- [Given exercise] Every entry below should be transcribed exactly; pictures stay out of the copy.

-------- Provided data --------

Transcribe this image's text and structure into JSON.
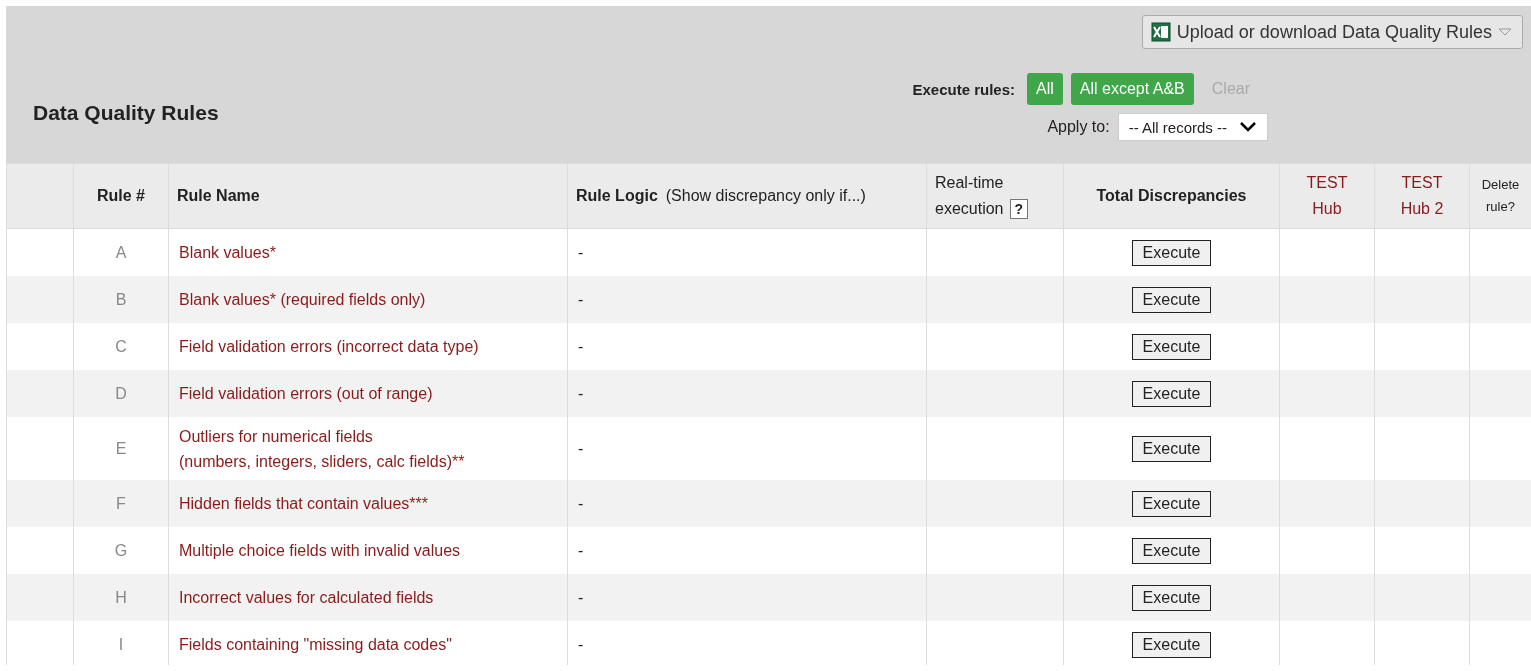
{
  "title": "Data Quality Rules",
  "upload_button": {
    "label": "Upload or download Data Quality Rules"
  },
  "execute_rules": {
    "label": "Execute rules:",
    "buttons": [
      {
        "label": "All",
        "disabled": false
      },
      {
        "label": "All except A&B",
        "disabled": false
      },
      {
        "label": "Clear",
        "disabled": true
      }
    ]
  },
  "apply_to": {
    "label": "Apply to:",
    "value": "-- All records --"
  },
  "columns": [
    {
      "kind": "plain"
    },
    {
      "kind": "bold",
      "label": "Rule #"
    },
    {
      "kind": "bold",
      "label": "Rule Name"
    },
    {
      "kind": "bold",
      "label": "Rule Logic",
      "note": "(Show discrepancy only if...)"
    },
    {
      "kind": "help",
      "label": "Real-time",
      "label2": "execution",
      "help": "?"
    },
    {
      "kind": "bold",
      "label": "Total Discrepancies"
    },
    {
      "kind": "link",
      "label": "TEST",
      "label2": "Hub"
    },
    {
      "kind": "link",
      "label": "TEST",
      "label2": "Hub 2"
    },
    {
      "kind": "small",
      "label": "Delete",
      "label2": "rule?"
    }
  ],
  "rows": [
    {
      "rule": "A",
      "name": "Blank values*",
      "logic": "-",
      "action": "Execute"
    },
    {
      "rule": "B",
      "name": "Blank values* (required fields only)",
      "logic": "-",
      "action": "Execute"
    },
    {
      "rule": "C",
      "name": "Field validation errors (incorrect data type)",
      "logic": "-",
      "action": "Execute"
    },
    {
      "rule": "D",
      "name": "Field validation errors (out of range)",
      "logic": "-",
      "action": "Execute"
    },
    {
      "rule": "E",
      "name": "Outliers for numerical fields",
      "name2": "(numbers, integers, sliders, calc fields)**",
      "logic": "-",
      "action": "Execute"
    },
    {
      "rule": "F",
      "name": "Hidden fields that contain values***",
      "logic": "-",
      "action": "Execute"
    },
    {
      "rule": "G",
      "name": "Multiple choice fields with invalid values",
      "logic": "-",
      "action": "Execute"
    },
    {
      "rule": "H",
      "name": "Incorrect values for calculated fields",
      "logic": "-",
      "action": "Execute"
    },
    {
      "rule": "I",
      "name": "Fields containing \"missing data codes\"",
      "logic": "-",
      "action": "Execute"
    }
  ]
}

--------

- [Problem solution]
Transcribe this image's text and structure into JSON.
{
  "title": "Data Quality Rules",
  "upload_button": {
    "label": "Upload or download Data Quality Rules"
  },
  "execute_rules": {
    "label": "Execute rules:",
    "buttons": [
      {
        "label": "All",
        "disabled": false
      },
      {
        "label": "All except A&B",
        "disabled": false
      },
      {
        "label": "Clear",
        "disabled": true
      }
    ]
  },
  "apply_to": {
    "label": "Apply to:",
    "value": "-- All records --"
  },
  "columns": [
    {
      "kind": "plain"
    },
    {
      "kind": "bold",
      "label": "Rule #"
    },
    {
      "kind": "bold",
      "label": "Rule Name"
    },
    {
      "kind": "bold",
      "label": "Rule Logic",
      "note": "(Show discrepancy only if...)"
    },
    {
      "kind": "help",
      "label": "Real-time",
      "label2": "execution",
      "help": "?"
    },
    {
      "kind": "bold",
      "label": "Total Discrepancies"
    },
    {
      "kind": "link",
      "label": "TEST",
      "label2": "Hub"
    },
    {
      "kind": "link",
      "label": "TEST",
      "label2": "Hub 2"
    },
    {
      "kind": "small",
      "label": "Delete",
      "label2": "rule?"
    }
  ],
  "rows": [
    {
      "rule": "A",
      "name": "Blank values*",
      "logic": "-",
      "action": "Execute"
    },
    {
      "rule": "B",
      "name": "Blank values* (required fields only)",
      "logic": "-",
      "action": "Execute"
    },
    {
      "rule": "C",
      "name": "Field validation errors (incorrect data type)",
      "logic": "-",
      "action": "Execute"
    },
    {
      "rule": "D",
      "name": "Field validation errors (out of range)",
      "logic": "-",
      "action": "Execute"
    },
    {
      "rule": "E",
      "name": "Outliers for numerical fields",
      "name2": "(numbers, integers, sliders, calc fields)**",
      "logic": "-",
      "action": "Execute"
    },
    {
      "rule": "F",
      "name": "Hidden fields that contain values***",
      "logic": "-",
      "action": "Execute"
    },
    {
      "rule": "G",
      "name": "Multiple choice fields with invalid values",
      "logic": "-",
      "action": "Execute"
    },
    {
      "rule": "H",
      "name": "Incorrect values for calculated fields",
      "logic": "-",
      "action": "Execute"
    },
    {
      "rule": "I",
      "name": "Fields containing \"missing data codes\"",
      "logic": "-",
      "action": "Execute"
    }
  ]
}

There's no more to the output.